*Exercise prompt:* Your task is to repeat the entries underneath exactly, minus the pictures.

*Records to process:*
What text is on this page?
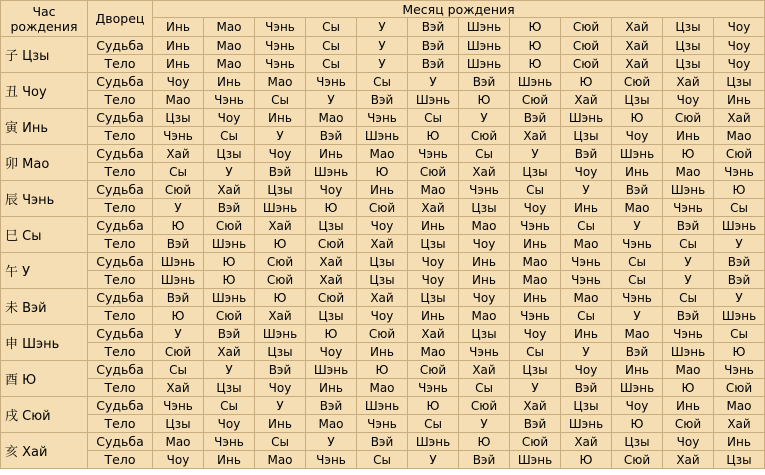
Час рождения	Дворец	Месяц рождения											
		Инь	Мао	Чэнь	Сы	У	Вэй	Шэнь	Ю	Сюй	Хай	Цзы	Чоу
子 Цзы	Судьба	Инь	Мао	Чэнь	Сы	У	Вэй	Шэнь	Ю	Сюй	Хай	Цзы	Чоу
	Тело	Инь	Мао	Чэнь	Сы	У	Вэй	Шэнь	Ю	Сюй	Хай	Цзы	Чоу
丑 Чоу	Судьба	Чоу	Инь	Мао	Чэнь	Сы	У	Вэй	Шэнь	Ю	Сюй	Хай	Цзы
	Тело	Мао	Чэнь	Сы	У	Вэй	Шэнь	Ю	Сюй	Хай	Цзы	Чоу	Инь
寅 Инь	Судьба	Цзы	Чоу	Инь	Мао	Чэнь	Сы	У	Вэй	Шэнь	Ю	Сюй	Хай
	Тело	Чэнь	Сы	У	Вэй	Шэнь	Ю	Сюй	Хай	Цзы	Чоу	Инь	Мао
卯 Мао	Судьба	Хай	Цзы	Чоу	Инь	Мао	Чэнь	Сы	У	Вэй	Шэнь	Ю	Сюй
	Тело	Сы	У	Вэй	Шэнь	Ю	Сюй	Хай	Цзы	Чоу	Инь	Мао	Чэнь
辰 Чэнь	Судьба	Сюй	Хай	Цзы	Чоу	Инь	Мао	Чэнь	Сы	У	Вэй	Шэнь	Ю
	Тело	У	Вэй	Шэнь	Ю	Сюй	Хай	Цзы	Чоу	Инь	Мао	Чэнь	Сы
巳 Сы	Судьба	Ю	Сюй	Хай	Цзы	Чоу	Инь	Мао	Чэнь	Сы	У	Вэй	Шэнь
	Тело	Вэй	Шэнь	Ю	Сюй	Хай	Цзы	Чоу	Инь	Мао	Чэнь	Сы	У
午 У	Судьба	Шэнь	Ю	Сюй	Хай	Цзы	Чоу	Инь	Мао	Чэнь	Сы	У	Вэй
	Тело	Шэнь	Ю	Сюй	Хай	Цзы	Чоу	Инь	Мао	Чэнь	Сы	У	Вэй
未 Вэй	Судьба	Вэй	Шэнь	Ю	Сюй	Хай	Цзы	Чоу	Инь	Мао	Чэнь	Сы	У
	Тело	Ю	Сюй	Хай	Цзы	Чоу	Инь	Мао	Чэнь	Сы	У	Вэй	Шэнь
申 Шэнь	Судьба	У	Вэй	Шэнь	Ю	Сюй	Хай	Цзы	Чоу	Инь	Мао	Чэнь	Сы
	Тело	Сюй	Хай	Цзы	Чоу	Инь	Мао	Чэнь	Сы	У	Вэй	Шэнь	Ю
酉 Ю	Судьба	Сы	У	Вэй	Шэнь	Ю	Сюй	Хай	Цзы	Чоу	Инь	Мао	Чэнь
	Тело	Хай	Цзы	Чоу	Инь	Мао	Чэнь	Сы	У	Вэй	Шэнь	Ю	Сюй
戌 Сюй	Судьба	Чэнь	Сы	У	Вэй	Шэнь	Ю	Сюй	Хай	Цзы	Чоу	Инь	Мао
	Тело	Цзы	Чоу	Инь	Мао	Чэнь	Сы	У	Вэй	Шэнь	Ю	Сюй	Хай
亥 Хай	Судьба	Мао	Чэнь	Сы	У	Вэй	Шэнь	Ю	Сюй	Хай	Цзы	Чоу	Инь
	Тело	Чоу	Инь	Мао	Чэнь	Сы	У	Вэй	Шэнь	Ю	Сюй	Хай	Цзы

*Exercise result:*
What text is on this page?
Час рождения	Дворец	Месяц рождения											
		Инь	Мао	Чэнь	Сы	У	Вэй	Шэнь	Ю	Сюй	Хай	Цзы	Чоу
子 Цзы	Судьба	Инь	Мао	Чэнь	Сы	У	Вэй	Шэнь	Ю	Сюй	Хай	Цзы	Чоу
	Тело	Инь	Мао	Чэнь	Сы	У	Вэй	Шэнь	Ю	Сюй	Хай	Цзы	Чоу
丑 Чоу	Судьба	Чоу	Инь	Мао	Чэнь	Сы	У	Вэй	Шэнь	Ю	Сюй	Хай	Цзы
	Тело	Мао	Чэнь	Сы	У	Вэй	Шэнь	Ю	Сюй	Хай	Цзы	Чоу	Инь
寅 Инь	Судьба	Цзы	Чоу	Инь	Мао	Чэнь	Сы	У	Вэй	Шэнь	Ю	Сюй	Хай
	Тело	Чэнь	Сы	У	Вэй	Шэнь	Ю	Сюй	Хай	Цзы	Чоу	Инь	Мао
卯 Мао	Судьба	Хай	Цзы	Чоу	Инь	Мао	Чэнь	Сы	У	Вэй	Шэнь	Ю	Сюй
	Тело	Сы	У	Вэй	Шэнь	Ю	Сюй	Хай	Цзы	Чоу	Инь	Мао	Чэнь
辰 Чэнь	Судьба	Сюй	Хай	Цзы	Чоу	Инь	Мао	Чэнь	Сы	У	Вэй	Шэнь	Ю
	Тело	У	Вэй	Шэнь	Ю	Сюй	Хай	Цзы	Чоу	Инь	Мао	Чэнь	Сы
巳 Сы	Судьба	Ю	Сюй	Хай	Цзы	Чоу	Инь	Мао	Чэнь	Сы	У	Вэй	Шэнь
	Тело	Вэй	Шэнь	Ю	Сюй	Хай	Цзы	Чоу	Инь	Мао	Чэнь	Сы	У
午 У	Судьба	Шэнь	Ю	Сюй	Хай	Цзы	Чоу	Инь	Мао	Чэнь	Сы	У	Вэй
	Тело	Шэнь	Ю	Сюй	Хай	Цзы	Чоу	Инь	Мао	Чэнь	Сы	У	Вэй
未 Вэй	Судьба	Вэй	Шэнь	Ю	Сюй	Хай	Цзы	Чоу	Инь	Мао	Чэнь	Сы	У
	Тело	Ю	Сюй	Хай	Цзы	Чоу	Инь	Мао	Чэнь	Сы	У	Вэй	Шэнь
申 Шэнь	Судьба	У	Вэй	Шэнь	Ю	Сюй	Хай	Цзы	Чоу	Инь	Мао	Чэнь	Сы
	Тело	Сюй	Хай	Цзы	Чоу	Инь	Мао	Чэнь	Сы	У	Вэй	Шэнь	Ю
酉 Ю	Судьба	Сы	У	Вэй	Шэнь	Ю	Сюй	Хай	Цзы	Чоу	Инь	Мао	Чэнь
	Тело	Хай	Цзы	Чоу	Инь	Мао	Чэнь	Сы	У	Вэй	Шэнь	Ю	Сюй
戌 Сюй	Судьба	Чэнь	Сы	У	Вэй	Шэнь	Ю	Сюй	Хай	Цзы	Чоу	Инь	Мао
	Тело	Цзы	Чоу	Инь	Мао	Чэнь	Сы	У	Вэй	Шэнь	Ю	Сюй	Хай
亥 Хай	Судьба	Мао	Чэнь	Сы	У	Вэй	Шэнь	Ю	Сюй	Хай	Цзы	Чоу	Инь
	Тело	Чоу	Инь	Мао	Чэнь	Сы	У	Вэй	Шэнь	Ю	Сюй	Хай	Цзы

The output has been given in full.